Job. Wherever a line holds the string "location", copy that line.

Task data.
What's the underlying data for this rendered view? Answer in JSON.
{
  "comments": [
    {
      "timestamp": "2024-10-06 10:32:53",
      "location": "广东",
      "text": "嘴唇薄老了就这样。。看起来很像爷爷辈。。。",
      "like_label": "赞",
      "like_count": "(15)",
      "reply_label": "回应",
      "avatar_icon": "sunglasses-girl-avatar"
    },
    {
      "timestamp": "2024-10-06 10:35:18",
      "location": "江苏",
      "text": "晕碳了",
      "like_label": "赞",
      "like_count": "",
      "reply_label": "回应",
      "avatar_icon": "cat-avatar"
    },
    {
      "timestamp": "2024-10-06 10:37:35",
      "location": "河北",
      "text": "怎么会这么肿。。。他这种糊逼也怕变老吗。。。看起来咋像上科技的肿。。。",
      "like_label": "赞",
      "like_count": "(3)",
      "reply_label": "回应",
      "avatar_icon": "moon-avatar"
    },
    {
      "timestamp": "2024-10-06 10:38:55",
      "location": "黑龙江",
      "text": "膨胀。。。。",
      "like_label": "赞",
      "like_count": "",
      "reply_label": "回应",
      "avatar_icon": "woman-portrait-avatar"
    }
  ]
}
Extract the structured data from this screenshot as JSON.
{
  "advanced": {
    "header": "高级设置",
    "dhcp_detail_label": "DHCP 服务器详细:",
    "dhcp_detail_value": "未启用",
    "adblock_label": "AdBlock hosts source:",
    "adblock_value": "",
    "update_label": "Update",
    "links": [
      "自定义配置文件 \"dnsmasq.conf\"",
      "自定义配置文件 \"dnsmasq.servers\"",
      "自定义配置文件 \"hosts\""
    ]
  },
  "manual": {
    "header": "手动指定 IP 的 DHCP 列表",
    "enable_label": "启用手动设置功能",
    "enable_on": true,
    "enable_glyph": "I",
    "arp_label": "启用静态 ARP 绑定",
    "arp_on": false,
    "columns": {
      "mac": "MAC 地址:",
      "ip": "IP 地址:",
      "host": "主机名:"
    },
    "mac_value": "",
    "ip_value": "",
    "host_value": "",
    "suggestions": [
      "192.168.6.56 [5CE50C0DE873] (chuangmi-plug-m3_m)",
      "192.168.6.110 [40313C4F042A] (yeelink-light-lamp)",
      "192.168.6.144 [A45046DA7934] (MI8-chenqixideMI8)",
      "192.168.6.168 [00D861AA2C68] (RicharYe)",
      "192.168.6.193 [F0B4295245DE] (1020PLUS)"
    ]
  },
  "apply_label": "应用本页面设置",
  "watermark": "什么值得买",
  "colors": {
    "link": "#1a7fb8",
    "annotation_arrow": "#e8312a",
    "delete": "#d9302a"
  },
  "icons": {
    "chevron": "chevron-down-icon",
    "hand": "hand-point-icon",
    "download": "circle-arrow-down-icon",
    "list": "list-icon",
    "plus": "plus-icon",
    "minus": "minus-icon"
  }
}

Response to the task.
      "location": "广东",
      "location": "江苏",
      "location": "河北",
      "location": "黑龙江",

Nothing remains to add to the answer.